[SHORT EXERCISE] Write the material out again exactly as it stands.

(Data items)

|---|

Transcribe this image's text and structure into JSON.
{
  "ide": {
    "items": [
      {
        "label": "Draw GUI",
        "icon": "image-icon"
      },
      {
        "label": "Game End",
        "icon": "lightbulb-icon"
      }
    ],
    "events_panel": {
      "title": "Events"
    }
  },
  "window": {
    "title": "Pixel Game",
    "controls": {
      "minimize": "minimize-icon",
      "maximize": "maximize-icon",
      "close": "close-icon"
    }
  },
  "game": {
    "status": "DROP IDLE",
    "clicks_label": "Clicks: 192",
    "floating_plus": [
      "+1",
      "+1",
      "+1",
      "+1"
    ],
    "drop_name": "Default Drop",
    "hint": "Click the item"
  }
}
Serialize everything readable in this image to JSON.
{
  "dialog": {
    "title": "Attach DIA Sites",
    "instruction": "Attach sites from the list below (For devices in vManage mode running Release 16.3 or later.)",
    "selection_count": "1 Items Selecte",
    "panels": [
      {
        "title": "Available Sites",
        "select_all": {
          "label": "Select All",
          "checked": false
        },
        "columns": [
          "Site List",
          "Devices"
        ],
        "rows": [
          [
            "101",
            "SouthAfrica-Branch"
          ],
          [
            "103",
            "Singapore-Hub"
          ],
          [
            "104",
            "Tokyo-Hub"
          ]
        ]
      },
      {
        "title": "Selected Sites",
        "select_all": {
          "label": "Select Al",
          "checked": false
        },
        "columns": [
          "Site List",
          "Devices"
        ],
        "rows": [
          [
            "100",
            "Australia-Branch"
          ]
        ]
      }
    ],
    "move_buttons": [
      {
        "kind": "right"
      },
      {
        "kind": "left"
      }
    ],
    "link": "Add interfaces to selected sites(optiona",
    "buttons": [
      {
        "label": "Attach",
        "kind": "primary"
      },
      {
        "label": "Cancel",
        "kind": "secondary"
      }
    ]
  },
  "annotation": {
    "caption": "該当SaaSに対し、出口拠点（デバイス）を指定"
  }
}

|---|

[RESPONSE]
Transcribe this image's text and structure into JSON.
{
  "ide": {
    "items": [
      {
        "label": "Draw GUI",
        "icon": "image-icon"
      },
      {
        "label": "Game End",
        "icon": "lightbulb-icon"
      }
    ],
    "events_panel": {
      "title": "Events"
    }
  },
  "window": {
    "title": "Pixel Game",
    "controls": {
      "minimize": "minimize-icon",
      "maximize": "maximize-icon",
      "close": "close-icon"
    }
  },
  "game": {
    "status": "DROP IDLE",
    "clicks_label": "Clicks: 192",
    "floating_plus": [
      "+1",
      "+1",
      "+1",
      "+1"
    ],
    "drop_name": "Default Drop",
    "hint": "Click the item"
  }
}
Serialize everything readable in this image to JSON.
{
  "dialog": {
    "title": "Attach DIA Sites",
    "instruction": "Attach sites from the list below (For devices in vManage mode running Release 16.3 or later.)",
    "selection_count": "1 Items Selecte",
    "panels": [
      {
        "title": "Available Sites",
        "select_all": {
          "label": "Select All",
          "checked": false
        },
        "columns": [
          "Site List",
          "Devices"
        ],
        "rows": [
          [
            "101",
            "SouthAfrica-Branch"
          ],
          [
            "103",
            "Singapore-Hub"
          ],
          [
            "104",
            "Tokyo-Hub"
          ]
        ]
      },
      {
        "title": "Selected Sites",
        "select_all": {
          "label": "Select Al",
          "checked": false
        },
        "columns": [
          "Site List",
          "Devices"
        ],
        "rows": [
          [
            "100",
            "Australia-Branch"
          ]
        ]
      }
    ],
    "move_buttons": [
      {
        "kind": "right"
      },
      {
        "kind": "left"
      }
    ],
    "link": "Add interfaces to selected sites(optiona",
    "buttons": [
      {
        "label": "Attach",
        "kind": "primary"
      },
      {
        "label": "Cancel",
        "kind": "secondary"
      }
    ]
  },
  "annotation": {
    "caption": "該当SaaSに対し、出口拠点（デバイス）を指定"
  }
}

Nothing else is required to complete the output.